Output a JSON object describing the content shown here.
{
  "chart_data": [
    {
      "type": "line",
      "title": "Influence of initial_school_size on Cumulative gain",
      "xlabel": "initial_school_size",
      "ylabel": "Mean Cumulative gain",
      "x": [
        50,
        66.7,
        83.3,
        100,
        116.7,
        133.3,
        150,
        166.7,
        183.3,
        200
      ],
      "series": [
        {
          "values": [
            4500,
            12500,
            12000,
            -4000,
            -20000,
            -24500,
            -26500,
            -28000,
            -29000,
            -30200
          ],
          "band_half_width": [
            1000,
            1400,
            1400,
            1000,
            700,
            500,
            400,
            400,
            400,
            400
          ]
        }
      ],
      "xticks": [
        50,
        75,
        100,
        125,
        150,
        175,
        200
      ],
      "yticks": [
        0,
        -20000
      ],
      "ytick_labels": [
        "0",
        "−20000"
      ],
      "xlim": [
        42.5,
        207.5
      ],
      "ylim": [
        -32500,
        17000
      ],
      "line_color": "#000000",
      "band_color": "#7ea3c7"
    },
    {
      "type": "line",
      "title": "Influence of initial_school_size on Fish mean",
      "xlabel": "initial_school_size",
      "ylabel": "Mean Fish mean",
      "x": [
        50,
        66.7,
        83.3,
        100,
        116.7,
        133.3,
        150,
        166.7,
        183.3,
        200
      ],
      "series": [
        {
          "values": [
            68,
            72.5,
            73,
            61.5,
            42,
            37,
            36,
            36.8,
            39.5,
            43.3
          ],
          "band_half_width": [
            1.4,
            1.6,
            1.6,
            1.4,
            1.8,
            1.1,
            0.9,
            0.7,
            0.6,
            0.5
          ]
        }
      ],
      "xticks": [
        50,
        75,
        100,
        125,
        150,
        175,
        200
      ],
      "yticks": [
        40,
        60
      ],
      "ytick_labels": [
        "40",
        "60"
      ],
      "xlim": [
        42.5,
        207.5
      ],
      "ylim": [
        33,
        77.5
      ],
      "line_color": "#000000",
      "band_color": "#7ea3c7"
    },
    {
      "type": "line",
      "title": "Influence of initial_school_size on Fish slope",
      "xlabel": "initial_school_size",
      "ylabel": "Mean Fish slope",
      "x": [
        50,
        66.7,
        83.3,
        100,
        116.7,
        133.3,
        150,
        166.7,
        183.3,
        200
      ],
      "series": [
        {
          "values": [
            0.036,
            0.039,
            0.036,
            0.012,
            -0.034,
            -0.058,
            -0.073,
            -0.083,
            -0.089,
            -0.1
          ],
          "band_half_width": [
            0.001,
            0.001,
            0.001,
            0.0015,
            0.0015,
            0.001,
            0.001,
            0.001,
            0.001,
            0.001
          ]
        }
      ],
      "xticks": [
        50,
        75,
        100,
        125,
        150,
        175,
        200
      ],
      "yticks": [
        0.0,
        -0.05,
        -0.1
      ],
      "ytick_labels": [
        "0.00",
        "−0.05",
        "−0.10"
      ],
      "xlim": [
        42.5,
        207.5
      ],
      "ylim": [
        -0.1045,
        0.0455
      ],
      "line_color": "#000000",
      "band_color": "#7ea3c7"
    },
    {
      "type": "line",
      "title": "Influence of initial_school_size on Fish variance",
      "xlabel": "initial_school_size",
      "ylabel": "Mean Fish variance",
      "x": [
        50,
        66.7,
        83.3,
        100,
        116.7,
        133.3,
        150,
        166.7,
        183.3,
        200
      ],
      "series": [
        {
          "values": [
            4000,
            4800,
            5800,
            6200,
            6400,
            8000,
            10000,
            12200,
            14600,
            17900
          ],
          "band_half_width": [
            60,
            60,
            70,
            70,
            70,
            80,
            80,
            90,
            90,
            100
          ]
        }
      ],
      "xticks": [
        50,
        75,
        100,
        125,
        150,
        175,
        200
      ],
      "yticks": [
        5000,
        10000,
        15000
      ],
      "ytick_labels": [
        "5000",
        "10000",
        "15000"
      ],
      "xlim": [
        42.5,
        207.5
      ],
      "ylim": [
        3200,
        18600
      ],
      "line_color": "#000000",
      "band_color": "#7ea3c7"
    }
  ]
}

# Instructions for the task
Repeat the data precisely, line by line.

# Solution for this exercise
Output a JSON object describing the content shown here.
{
  "chart_data": [
    {
      "type": "line",
      "title": "Influence of initial_school_size on Cumulative gain",
      "xlabel": "initial_school_size",
      "ylabel": "Mean Cumulative gain",
      "x": [
        50,
        66.7,
        83.3,
        100,
        116.7,
        133.3,
        150,
        166.7,
        183.3,
        200
      ],
      "series": [
        {
          "values": [
            4500,
            12500,
            12000,
            -4000,
            -20000,
            -24500,
            -26500,
            -28000,
            -29000,
            -30200
          ],
          "band_half_width": [
            1000,
            1400,
            1400,
            1000,
            700,
            500,
            400,
            400,
            400,
            400
          ]
        }
      ],
      "xticks": [
        50,
        75,
        100,
        125,
        150,
        175,
        200
      ],
      "yticks": [
        0,
        -20000
      ],
      "ytick_labels": [
        "0",
        "−20000"
      ],
      "xlim": [
        42.5,
        207.5
      ],
      "ylim": [
        -32500,
        17000
      ],
      "line_color": "#000000",
      "band_color": "#7ea3c7"
    },
    {
      "type": "line",
      "title": "Influence of initial_school_size on Fish mean",
      "xlabel": "initial_school_size",
      "ylabel": "Mean Fish mean",
      "x": [
        50,
        66.7,
        83.3,
        100,
        116.7,
        133.3,
        150,
        166.7,
        183.3,
        200
      ],
      "series": [
        {
          "values": [
            68,
            72.5,
            73,
            61.5,
            42,
            37,
            36,
            36.8,
            39.5,
            43.3
          ],
          "band_half_width": [
            1.4,
            1.6,
            1.6,
            1.4,
            1.8,
            1.1,
            0.9,
            0.7,
            0.6,
            0.5
          ]
        }
      ],
      "xticks": [
        50,
        75,
        100,
        125,
        150,
        175,
        200
      ],
      "yticks": [
        40,
        60
      ],
      "ytick_labels": [
        "40",
        "60"
      ],
      "xlim": [
        42.5,
        207.5
      ],
      "ylim": [
        33,
        77.5
      ],
      "line_color": "#000000",
      "band_color": "#7ea3c7"
    },
    {
      "type": "line",
      "title": "Influence of initial_school_size on Fish slope",
      "xlabel": "initial_school_size",
      "ylabel": "Mean Fish slope",
      "x": [
        50,
        66.7,
        83.3,
        100,
        116.7,
        133.3,
        150,
        166.7,
        183.3,
        200
      ],
      "series": [
        {
          "values": [
            0.036,
            0.039,
            0.036,
            0.012,
            -0.034,
            -0.058,
            -0.073,
            -0.083,
            -0.089,
            -0.1
          ],
          "band_half_width": [
            0.001,
            0.001,
            0.001,
            0.0015,
            0.0015,
            0.001,
            0.001,
            0.001,
            0.001,
            0.001
          ]
        }
      ],
      "xticks": [
        50,
        75,
        100,
        125,
        150,
        175,
        200
      ],
      "yticks": [
        0.0,
        -0.05,
        -0.1
      ],
      "ytick_labels": [
        "0.00",
        "−0.05",
        "−0.10"
      ],
      "xlim": [
        42.5,
        207.5
      ],
      "ylim": [
        -0.1045,
        0.0455
      ],
      "line_color": "#000000",
      "band_color": "#7ea3c7"
    },
    {
      "type": "line",
      "title": "Influence of initial_school_size on Fish variance",
      "xlabel": "initial_school_size",
      "ylabel": "Mean Fish variance",
      "x": [
        50,
        66.7,
        83.3,
        100,
        116.7,
        133.3,
        150,
        166.7,
        183.3,
        200
      ],
      "series": [
        {
          "values": [
            4000,
            4800,
            5800,
            6200,
            6400,
            8000,
            10000,
            12200,
            14600,
            17900
          ],
          "band_half_width": [
            60,
            60,
            70,
            70,
            70,
            80,
            80,
            90,
            90,
            100
          ]
        }
      ],
      "xticks": [
        50,
        75,
        100,
        125,
        150,
        175,
        200
      ],
      "yticks": [
        5000,
        10000,
        15000
      ],
      "ytick_labels": [
        "5000",
        "10000",
        "15000"
      ],
      "xlim": [
        42.5,
        207.5
      ],
      "ylim": [
        3200,
        18600
      ],
      "line_color": "#000000",
      "band_color": "#7ea3c7"
    }
  ]
}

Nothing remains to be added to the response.